_Job_
Retype every entry in its entirety, without alteration.
· · · · ·
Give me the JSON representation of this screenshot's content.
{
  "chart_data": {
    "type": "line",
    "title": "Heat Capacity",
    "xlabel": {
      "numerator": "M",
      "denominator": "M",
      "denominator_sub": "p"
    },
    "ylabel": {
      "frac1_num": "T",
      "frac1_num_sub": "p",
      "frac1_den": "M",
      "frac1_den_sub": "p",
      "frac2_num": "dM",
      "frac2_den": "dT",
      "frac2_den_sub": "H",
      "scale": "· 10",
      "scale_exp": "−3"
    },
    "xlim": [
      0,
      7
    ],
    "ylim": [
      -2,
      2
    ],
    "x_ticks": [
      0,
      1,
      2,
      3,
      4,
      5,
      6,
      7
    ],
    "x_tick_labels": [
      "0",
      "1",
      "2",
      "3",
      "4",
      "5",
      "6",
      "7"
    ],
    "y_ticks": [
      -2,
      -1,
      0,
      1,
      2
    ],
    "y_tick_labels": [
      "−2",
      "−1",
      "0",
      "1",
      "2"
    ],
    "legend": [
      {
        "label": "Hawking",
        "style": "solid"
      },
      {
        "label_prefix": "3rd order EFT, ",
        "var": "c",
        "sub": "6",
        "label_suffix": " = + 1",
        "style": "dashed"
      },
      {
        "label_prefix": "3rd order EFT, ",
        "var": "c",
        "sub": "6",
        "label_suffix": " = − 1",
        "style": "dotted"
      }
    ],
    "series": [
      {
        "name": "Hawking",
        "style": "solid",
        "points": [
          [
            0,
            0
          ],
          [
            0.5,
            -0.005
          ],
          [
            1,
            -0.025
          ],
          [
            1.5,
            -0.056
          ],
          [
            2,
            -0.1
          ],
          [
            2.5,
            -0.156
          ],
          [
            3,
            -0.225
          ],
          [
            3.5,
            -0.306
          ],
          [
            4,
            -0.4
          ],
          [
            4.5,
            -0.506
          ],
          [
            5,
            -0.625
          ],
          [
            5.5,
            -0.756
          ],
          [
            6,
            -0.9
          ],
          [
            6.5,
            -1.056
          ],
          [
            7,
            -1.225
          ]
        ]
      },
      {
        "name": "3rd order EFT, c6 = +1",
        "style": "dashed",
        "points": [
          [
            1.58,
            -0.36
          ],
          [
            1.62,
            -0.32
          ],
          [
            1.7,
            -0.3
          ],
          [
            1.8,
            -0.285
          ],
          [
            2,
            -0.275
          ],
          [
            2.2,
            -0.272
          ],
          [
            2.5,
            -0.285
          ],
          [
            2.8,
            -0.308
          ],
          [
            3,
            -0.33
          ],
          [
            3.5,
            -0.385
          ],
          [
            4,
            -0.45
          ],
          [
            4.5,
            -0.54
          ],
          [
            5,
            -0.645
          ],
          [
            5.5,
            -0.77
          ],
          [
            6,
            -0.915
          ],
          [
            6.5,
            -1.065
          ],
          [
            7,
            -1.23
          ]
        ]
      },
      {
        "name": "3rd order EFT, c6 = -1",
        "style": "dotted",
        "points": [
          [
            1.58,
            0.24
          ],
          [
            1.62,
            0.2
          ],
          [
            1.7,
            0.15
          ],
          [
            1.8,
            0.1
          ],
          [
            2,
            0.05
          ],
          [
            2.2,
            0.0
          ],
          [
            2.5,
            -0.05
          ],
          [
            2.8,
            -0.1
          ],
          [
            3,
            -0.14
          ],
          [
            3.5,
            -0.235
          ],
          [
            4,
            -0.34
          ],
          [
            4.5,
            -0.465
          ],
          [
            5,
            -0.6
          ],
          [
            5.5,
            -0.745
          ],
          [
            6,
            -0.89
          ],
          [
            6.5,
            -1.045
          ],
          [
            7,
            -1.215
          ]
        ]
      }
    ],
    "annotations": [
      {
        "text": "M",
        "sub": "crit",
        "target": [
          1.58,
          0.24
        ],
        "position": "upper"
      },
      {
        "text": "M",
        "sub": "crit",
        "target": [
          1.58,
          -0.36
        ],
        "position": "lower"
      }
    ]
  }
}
· · · · ·
_Response_
Give me the JSON representation of this screenshot's content.
{
  "chart_data": {
    "type": "line",
    "title": "Heat Capacity",
    "xlabel": {
      "numerator": "M",
      "denominator": "M",
      "denominator_sub": "p"
    },
    "ylabel": {
      "frac1_num": "T",
      "frac1_num_sub": "p",
      "frac1_den": "M",
      "frac1_den_sub": "p",
      "frac2_num": "dM",
      "frac2_den": "dT",
      "frac2_den_sub": "H",
      "scale": "· 10",
      "scale_exp": "−3"
    },
    "xlim": [
      0,
      7
    ],
    "ylim": [
      -2,
      2
    ],
    "x_ticks": [
      0,
      1,
      2,
      3,
      4,
      5,
      6,
      7
    ],
    "x_tick_labels": [
      "0",
      "1",
      "2",
      "3",
      "4",
      "5",
      "6",
      "7"
    ],
    "y_ticks": [
      -2,
      -1,
      0,
      1,
      2
    ],
    "y_tick_labels": [
      "−2",
      "−1",
      "0",
      "1",
      "2"
    ],
    "legend": [
      {
        "label": "Hawking",
        "style": "solid"
      },
      {
        "label_prefix": "3rd order EFT, ",
        "var": "c",
        "sub": "6",
        "label_suffix": " = + 1",
        "style": "dashed"
      },
      {
        "label_prefix": "3rd order EFT, ",
        "var": "c",
        "sub": "6",
        "label_suffix": " = − 1",
        "style": "dotted"
      }
    ],
    "series": [
      {
        "name": "Hawking",
        "style": "solid",
        "points": [
          [
            0,
            0
          ],
          [
            0.5,
            -0.005
          ],
          [
            1,
            -0.025
          ],
          [
            1.5,
            -0.056
          ],
          [
            2,
            -0.1
          ],
          [
            2.5,
            -0.156
          ],
          [
            3,
            -0.225
          ],
          [
            3.5,
            -0.306
          ],
          [
            4,
            -0.4
          ],
          [
            4.5,
            -0.506
          ],
          [
            5,
            -0.625
          ],
          [
            5.5,
            -0.756
          ],
          [
            6,
            -0.9
          ],
          [
            6.5,
            -1.056
          ],
          [
            7,
            -1.225
          ]
        ]
      },
      {
        "name": "3rd order EFT, c6 = +1",
        "style": "dashed",
        "points": [
          [
            1.58,
            -0.36
          ],
          [
            1.62,
            -0.32
          ],
          [
            1.7,
            -0.3
          ],
          [
            1.8,
            -0.285
          ],
          [
            2,
            -0.275
          ],
          [
            2.2,
            -0.272
          ],
          [
            2.5,
            -0.285
          ],
          [
            2.8,
            -0.308
          ],
          [
            3,
            -0.33
          ],
          [
            3.5,
            -0.385
          ],
          [
            4,
            -0.45
          ],
          [
            4.5,
            -0.54
          ],
          [
            5,
            -0.645
          ],
          [
            5.5,
            -0.77
          ],
          [
            6,
            -0.915
          ],
          [
            6.5,
            -1.065
          ],
          [
            7,
            -1.23
          ]
        ]
      },
      {
        "name": "3rd order EFT, c6 = -1",
        "style": "dotted",
        "points": [
          [
            1.58,
            0.24
          ],
          [
            1.62,
            0.2
          ],
          [
            1.7,
            0.15
          ],
          [
            1.8,
            0.1
          ],
          [
            2,
            0.05
          ],
          [
            2.2,
            0.0
          ],
          [
            2.5,
            -0.05
          ],
          [
            2.8,
            -0.1
          ],
          [
            3,
            -0.14
          ],
          [
            3.5,
            -0.235
          ],
          [
            4,
            -0.34
          ],
          [
            4.5,
            -0.465
          ],
          [
            5,
            -0.6
          ],
          [
            5.5,
            -0.745
          ],
          [
            6,
            -0.89
          ],
          [
            6.5,
            -1.045
          ],
          [
            7,
            -1.215
          ]
        ]
      }
    ],
    "annotations": [
      {
        "text": "M",
        "sub": "crit",
        "target": [
          1.58,
          0.24
        ],
        "position": "upper"
      },
      {
        "text": "M",
        "sub": "crit",
        "target": [
          1.58,
          -0.36
        ],
        "position": "lower"
      }
    ]
  }
}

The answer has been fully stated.